## START RECORDS FOR THIS TASK

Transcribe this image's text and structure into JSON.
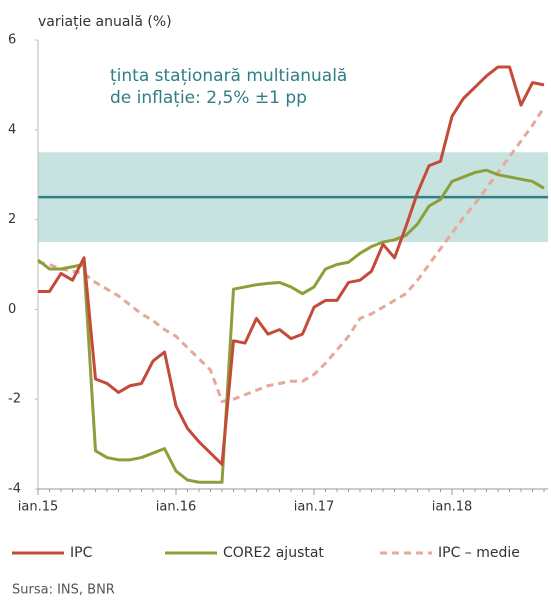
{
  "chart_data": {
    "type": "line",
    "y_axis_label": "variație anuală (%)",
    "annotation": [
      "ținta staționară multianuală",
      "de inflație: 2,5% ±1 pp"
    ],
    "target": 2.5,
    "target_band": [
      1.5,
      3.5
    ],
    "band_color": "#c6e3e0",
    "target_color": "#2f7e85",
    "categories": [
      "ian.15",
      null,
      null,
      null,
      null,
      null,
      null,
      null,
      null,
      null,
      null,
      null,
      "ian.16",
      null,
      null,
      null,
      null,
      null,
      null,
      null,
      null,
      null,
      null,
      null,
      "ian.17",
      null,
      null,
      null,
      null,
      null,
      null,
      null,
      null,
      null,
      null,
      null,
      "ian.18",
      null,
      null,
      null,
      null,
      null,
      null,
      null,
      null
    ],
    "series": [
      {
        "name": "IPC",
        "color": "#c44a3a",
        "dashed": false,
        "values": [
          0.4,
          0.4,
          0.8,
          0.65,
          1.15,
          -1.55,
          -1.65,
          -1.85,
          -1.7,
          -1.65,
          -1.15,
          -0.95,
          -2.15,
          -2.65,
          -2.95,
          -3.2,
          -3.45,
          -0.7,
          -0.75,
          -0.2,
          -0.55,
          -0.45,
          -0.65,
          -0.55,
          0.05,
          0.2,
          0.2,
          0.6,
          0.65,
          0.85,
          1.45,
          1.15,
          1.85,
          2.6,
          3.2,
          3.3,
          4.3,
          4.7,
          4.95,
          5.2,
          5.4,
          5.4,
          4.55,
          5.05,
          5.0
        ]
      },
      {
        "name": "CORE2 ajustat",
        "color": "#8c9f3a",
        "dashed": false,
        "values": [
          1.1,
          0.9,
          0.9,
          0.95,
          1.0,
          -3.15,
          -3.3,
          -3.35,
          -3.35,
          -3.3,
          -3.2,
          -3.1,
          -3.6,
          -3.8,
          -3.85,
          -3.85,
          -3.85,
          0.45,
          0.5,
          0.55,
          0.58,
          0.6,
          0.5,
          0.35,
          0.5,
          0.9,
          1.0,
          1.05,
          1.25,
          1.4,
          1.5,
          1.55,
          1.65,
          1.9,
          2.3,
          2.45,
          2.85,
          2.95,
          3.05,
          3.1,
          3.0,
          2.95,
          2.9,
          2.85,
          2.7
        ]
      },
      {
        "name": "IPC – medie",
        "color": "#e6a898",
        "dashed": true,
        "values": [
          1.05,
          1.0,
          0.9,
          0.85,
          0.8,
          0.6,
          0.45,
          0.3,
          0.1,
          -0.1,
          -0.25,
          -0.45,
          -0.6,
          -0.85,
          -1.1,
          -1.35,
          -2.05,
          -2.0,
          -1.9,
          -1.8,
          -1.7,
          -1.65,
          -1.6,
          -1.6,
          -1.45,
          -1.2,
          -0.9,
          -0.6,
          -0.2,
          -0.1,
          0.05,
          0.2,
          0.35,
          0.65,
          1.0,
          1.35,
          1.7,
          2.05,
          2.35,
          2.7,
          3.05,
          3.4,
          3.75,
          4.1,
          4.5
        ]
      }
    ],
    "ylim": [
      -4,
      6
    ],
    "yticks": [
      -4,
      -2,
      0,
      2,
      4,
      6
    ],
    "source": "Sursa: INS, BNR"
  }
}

## END RECORDS FOR THIS TASK

Repeat the material exactly as it reads, without any of its pictures.

Transcribe this image's text and structure into JSON.
{
  "chart_data": {
    "type": "line",
    "y_axis_label": "variație anuală (%)",
    "annotation": [
      "ținta staționară multianuală",
      "de inflație: 2,5% ±1 pp"
    ],
    "target": 2.5,
    "target_band": [
      1.5,
      3.5
    ],
    "band_color": "#c6e3e0",
    "target_color": "#2f7e85",
    "categories": [
      "ian.15",
      null,
      null,
      null,
      null,
      null,
      null,
      null,
      null,
      null,
      null,
      null,
      "ian.16",
      null,
      null,
      null,
      null,
      null,
      null,
      null,
      null,
      null,
      null,
      null,
      "ian.17",
      null,
      null,
      null,
      null,
      null,
      null,
      null,
      null,
      null,
      null,
      null,
      "ian.18",
      null,
      null,
      null,
      null,
      null,
      null,
      null,
      null
    ],
    "series": [
      {
        "name": "IPC",
        "color": "#c44a3a",
        "dashed": false,
        "values": [
          0.4,
          0.4,
          0.8,
          0.65,
          1.15,
          -1.55,
          -1.65,
          -1.85,
          -1.7,
          -1.65,
          -1.15,
          -0.95,
          -2.15,
          -2.65,
          -2.95,
          -3.2,
          -3.45,
          -0.7,
          -0.75,
          -0.2,
          -0.55,
          -0.45,
          -0.65,
          -0.55,
          0.05,
          0.2,
          0.2,
          0.6,
          0.65,
          0.85,
          1.45,
          1.15,
          1.85,
          2.6,
          3.2,
          3.3,
          4.3,
          4.7,
          4.95,
          5.2,
          5.4,
          5.4,
          4.55,
          5.05,
          5.0
        ]
      },
      {
        "name": "CORE2 ajustat",
        "color": "#8c9f3a",
        "dashed": false,
        "values": [
          1.1,
          0.9,
          0.9,
          0.95,
          1.0,
          -3.15,
          -3.3,
          -3.35,
          -3.35,
          -3.3,
          -3.2,
          -3.1,
          -3.6,
          -3.8,
          -3.85,
          -3.85,
          -3.85,
          0.45,
          0.5,
          0.55,
          0.58,
          0.6,
          0.5,
          0.35,
          0.5,
          0.9,
          1.0,
          1.05,
          1.25,
          1.4,
          1.5,
          1.55,
          1.65,
          1.9,
          2.3,
          2.45,
          2.85,
          2.95,
          3.05,
          3.1,
          3.0,
          2.95,
          2.9,
          2.85,
          2.7
        ]
      },
      {
        "name": "IPC – medie",
        "color": "#e6a898",
        "dashed": true,
        "values": [
          1.05,
          1.0,
          0.9,
          0.85,
          0.8,
          0.6,
          0.45,
          0.3,
          0.1,
          -0.1,
          -0.25,
          -0.45,
          -0.6,
          -0.85,
          -1.1,
          -1.35,
          -2.05,
          -2.0,
          -1.9,
          -1.8,
          -1.7,
          -1.65,
          -1.6,
          -1.6,
          -1.45,
          -1.2,
          -0.9,
          -0.6,
          -0.2,
          -0.1,
          0.05,
          0.2,
          0.35,
          0.65,
          1.0,
          1.35,
          1.7,
          2.05,
          2.35,
          2.7,
          3.05,
          3.4,
          3.75,
          4.1,
          4.5
        ]
      }
    ],
    "ylim": [
      -4,
      6
    ],
    "yticks": [
      -4,
      -2,
      0,
      2,
      4,
      6
    ],
    "source": "Sursa: INS, BNR"
  }
}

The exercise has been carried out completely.